#### Aim:
All entries below need to be written out exactly, but without their pictures.

#### Material:
.....
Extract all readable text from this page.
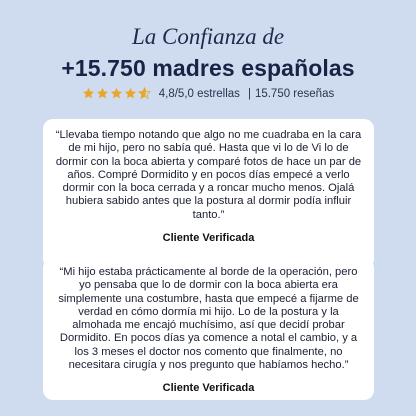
La Confianza de
+15.750 madres españolas
4,8/5,0 estrellas | 15.750 reseñas

“Llevaba tiempo notando que algo no me cuadraba en la cara de mi hijo, pero no sabía qué. Hasta que vi lo de Vi lo de dormir con la boca abierta y comparé fotos de hace un par de años. Compré Dormidito y en pocos días empecé a verlo dormir con la boca cerrada y a roncar mucho menos. Ojalá hubiera sabido antes que la postura al dormir podía influir tanto.”

Cliente Verificada

“Mi hijo estaba prácticamente al borde de la operación, pero yo pensaba que lo de dormir con la boca abierta era simplemente una costumbre, hasta que empecé a fijarme de verdad en cómo dormía mi hijo. Lo de la postura y la almohada me encajó muchísimo, así que decidí probar Dormidito. En pocos días ya comence a notal el cambio, y a los 3 meses el doctor nos comento que finalmente, no necesitara cirugía y nos pregunto que habíamos hecho.”

Cliente Verificada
.....
#### Output of the task:
Extract all readable text from this page.
La Confianza de
+15.750 madres españolas
4,8/5,0 estrellas | 15.750 reseñas

“Llevaba tiempo notando que algo no me cuadraba en la cara de mi hijo, pero no sabía qué. Hasta que vi lo de Vi lo de dormir con la boca abierta y comparé fotos de hace un par de años. Compré Dormidito y en pocos días empecé a verlo dormir con la boca cerrada y a roncar mucho menos. Ojalá hubiera sabido antes que la postura al dormir podía influir tanto.”

Cliente Verificada

“Mi hijo estaba prácticamente al borde de la operación, pero yo pensaba que lo de dormir con la boca abierta era simplemente una costumbre, hasta que empecé a fijarme de verdad en cómo dormía mi hijo. Lo de la postura y la almohada me encajó muchísimo, así que decidí probar Dormidito. En pocos días ya comence a notal el cambio, y a los 3 meses el doctor nos comento que finalmente, no necesitara cirugía y nos pregunto que habíamos hecho.”

Cliente Verificada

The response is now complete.